● **REQUEST**
Take every line that has the string "JSON" and copy it out.

● **PROVIDED RECORDS**
□ □ □ □ □

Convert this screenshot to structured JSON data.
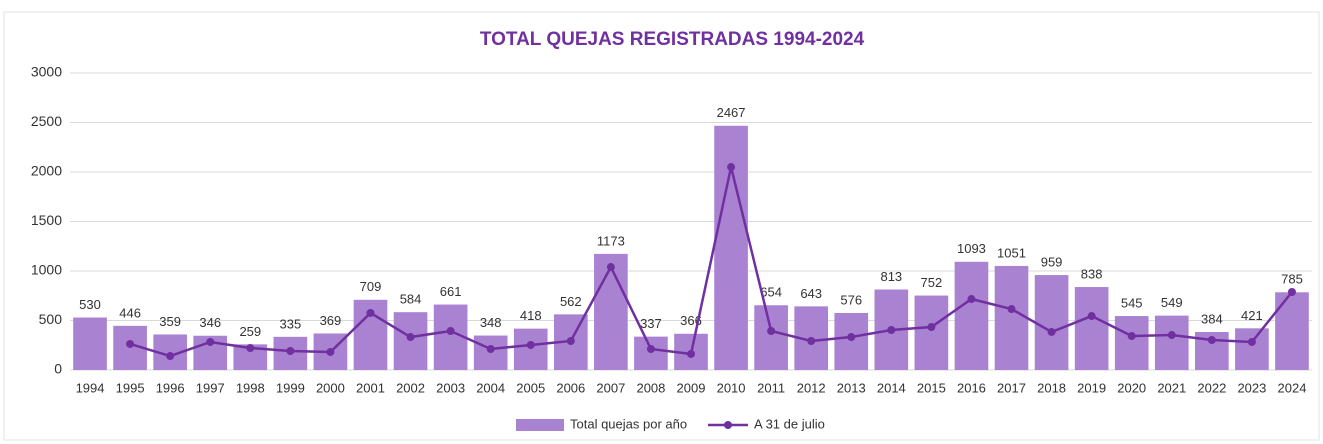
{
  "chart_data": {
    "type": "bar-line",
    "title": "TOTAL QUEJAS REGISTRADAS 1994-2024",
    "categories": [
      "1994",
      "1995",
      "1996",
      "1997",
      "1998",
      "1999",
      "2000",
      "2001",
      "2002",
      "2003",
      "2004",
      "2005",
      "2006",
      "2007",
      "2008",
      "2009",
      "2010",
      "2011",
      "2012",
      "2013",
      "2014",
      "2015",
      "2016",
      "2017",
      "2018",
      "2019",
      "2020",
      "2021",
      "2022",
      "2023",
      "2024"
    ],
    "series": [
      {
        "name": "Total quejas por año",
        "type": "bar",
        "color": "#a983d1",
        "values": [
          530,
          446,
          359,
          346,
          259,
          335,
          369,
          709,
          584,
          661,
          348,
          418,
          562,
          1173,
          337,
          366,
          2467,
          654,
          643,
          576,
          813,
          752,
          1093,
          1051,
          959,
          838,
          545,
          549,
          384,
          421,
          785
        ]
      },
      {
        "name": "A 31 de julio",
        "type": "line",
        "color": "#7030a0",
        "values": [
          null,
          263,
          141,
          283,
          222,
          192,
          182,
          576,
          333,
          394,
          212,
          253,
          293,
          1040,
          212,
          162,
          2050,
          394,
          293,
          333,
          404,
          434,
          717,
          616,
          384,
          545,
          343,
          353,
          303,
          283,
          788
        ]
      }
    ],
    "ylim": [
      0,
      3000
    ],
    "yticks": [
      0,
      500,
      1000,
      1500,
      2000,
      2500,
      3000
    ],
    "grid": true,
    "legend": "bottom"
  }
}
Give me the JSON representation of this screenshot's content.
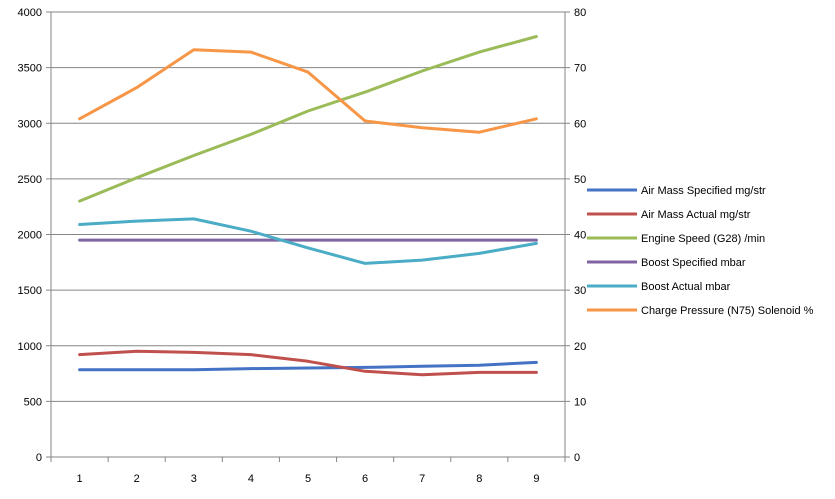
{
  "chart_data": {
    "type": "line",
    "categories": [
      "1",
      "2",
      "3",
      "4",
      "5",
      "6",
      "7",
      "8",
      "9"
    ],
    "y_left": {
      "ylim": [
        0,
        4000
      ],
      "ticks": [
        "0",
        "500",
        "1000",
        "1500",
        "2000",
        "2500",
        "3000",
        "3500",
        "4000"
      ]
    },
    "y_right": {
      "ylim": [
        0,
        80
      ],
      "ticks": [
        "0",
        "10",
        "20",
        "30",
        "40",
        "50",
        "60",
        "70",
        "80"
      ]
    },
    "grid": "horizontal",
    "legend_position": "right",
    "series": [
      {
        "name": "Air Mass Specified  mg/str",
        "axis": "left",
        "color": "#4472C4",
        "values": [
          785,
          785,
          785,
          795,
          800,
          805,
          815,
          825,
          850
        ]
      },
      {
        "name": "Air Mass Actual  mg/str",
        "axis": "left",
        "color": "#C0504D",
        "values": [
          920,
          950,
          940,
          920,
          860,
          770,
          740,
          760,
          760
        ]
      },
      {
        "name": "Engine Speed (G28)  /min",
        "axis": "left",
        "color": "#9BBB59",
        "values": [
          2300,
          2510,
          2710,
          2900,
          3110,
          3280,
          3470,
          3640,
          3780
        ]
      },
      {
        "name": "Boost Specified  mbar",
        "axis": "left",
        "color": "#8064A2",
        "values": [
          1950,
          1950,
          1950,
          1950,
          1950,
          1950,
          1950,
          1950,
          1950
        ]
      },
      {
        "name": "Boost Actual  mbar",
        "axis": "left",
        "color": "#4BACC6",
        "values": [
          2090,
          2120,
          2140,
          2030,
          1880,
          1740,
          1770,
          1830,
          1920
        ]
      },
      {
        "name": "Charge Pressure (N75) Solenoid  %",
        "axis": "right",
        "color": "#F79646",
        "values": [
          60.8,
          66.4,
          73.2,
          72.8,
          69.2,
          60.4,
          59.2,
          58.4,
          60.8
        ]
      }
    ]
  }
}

□ □ □ □ □

● **TASK RESPONSE**
Convert this screenshot to structured JSON data.
Give me the JSON representation of this screenshot's content.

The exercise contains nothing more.